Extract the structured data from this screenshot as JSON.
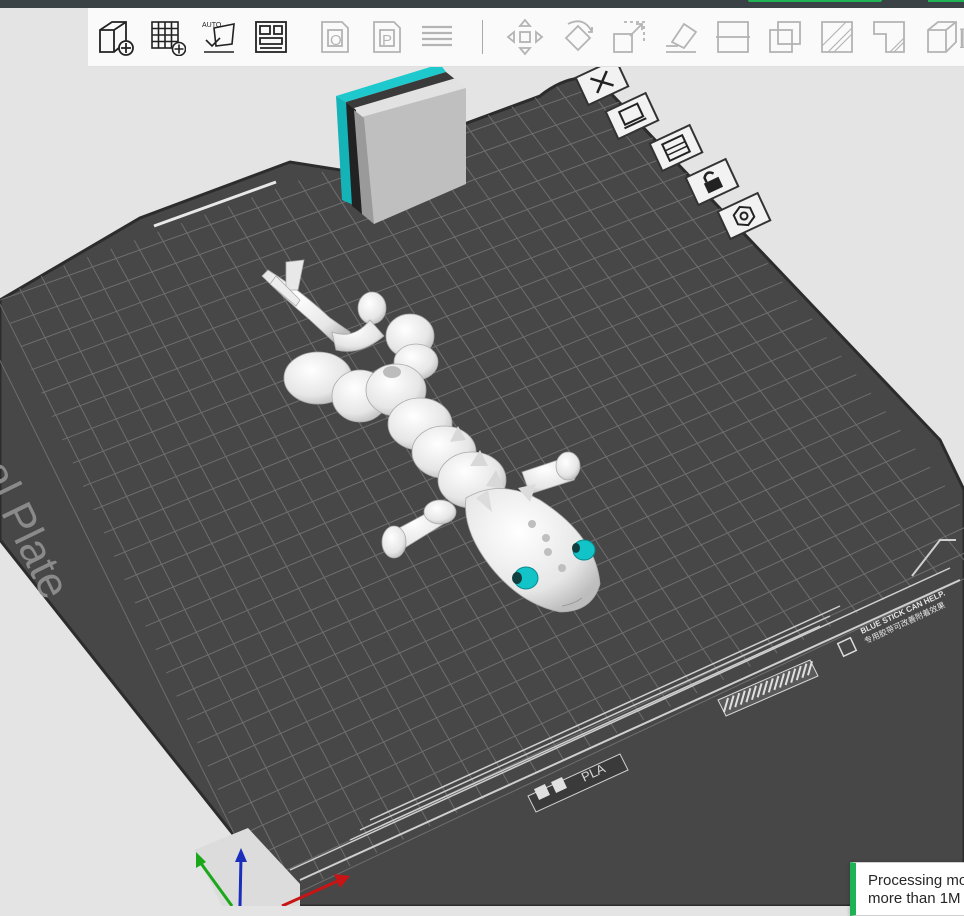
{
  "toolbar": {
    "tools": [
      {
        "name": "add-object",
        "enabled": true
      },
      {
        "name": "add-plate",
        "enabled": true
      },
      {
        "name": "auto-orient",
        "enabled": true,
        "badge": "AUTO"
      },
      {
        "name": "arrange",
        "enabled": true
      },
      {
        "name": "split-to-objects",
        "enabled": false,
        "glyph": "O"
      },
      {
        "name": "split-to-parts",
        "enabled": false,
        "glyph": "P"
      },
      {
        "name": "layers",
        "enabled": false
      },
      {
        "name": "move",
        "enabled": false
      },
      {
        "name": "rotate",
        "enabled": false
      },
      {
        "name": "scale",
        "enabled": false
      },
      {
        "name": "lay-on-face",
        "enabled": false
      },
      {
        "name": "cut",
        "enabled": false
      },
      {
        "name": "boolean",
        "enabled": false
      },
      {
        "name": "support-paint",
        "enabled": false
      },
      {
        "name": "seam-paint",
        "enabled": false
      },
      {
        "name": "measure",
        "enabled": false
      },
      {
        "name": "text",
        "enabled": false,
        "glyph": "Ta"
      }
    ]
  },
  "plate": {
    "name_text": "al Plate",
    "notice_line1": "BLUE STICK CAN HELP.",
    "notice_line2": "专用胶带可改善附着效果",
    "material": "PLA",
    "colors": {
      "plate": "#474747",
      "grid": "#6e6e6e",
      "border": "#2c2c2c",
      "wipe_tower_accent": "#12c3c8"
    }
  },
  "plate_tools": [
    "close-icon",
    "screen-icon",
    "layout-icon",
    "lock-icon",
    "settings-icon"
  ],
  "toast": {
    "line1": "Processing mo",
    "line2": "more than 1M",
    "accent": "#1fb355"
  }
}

- PROBLEM DETAILS -
From the material above, reproduce everything verbatim except the pictures.

- RESPONSE -
Extract the structured data from this screenshot as JSON.
{
  "toolbar": {
    "tools": [
      {
        "name": "add-object",
        "enabled": true
      },
      {
        "name": "add-plate",
        "enabled": true
      },
      {
        "name": "auto-orient",
        "enabled": true,
        "badge": "AUTO"
      },
      {
        "name": "arrange",
        "enabled": true
      },
      {
        "name": "split-to-objects",
        "enabled": false,
        "glyph": "O"
      },
      {
        "name": "split-to-parts",
        "enabled": false,
        "glyph": "P"
      },
      {
        "name": "layers",
        "enabled": false
      },
      {
        "name": "move",
        "enabled": false
      },
      {
        "name": "rotate",
        "enabled": false
      },
      {
        "name": "scale",
        "enabled": false
      },
      {
        "name": "lay-on-face",
        "enabled": false
      },
      {
        "name": "cut",
        "enabled": false
      },
      {
        "name": "boolean",
        "enabled": false
      },
      {
        "name": "support-paint",
        "enabled": false
      },
      {
        "name": "seam-paint",
        "enabled": false
      },
      {
        "name": "measure",
        "enabled": false
      },
      {
        "name": "text",
        "enabled": false,
        "glyph": "Ta"
      }
    ]
  },
  "plate": {
    "name_text": "al Plate",
    "notice_line1": "BLUE STICK CAN HELP.",
    "notice_line2": "专用胶带可改善附着效果",
    "material": "PLA",
    "colors": {
      "plate": "#474747",
      "grid": "#6e6e6e",
      "border": "#2c2c2c",
      "wipe_tower_accent": "#12c3c8"
    }
  },
  "plate_tools": [
    "close-icon",
    "screen-icon",
    "layout-icon",
    "lock-icon",
    "settings-icon"
  ],
  "toast": {
    "line1": "Processing mo",
    "line2": "more than 1M",
    "accent": "#1fb355"
  }
}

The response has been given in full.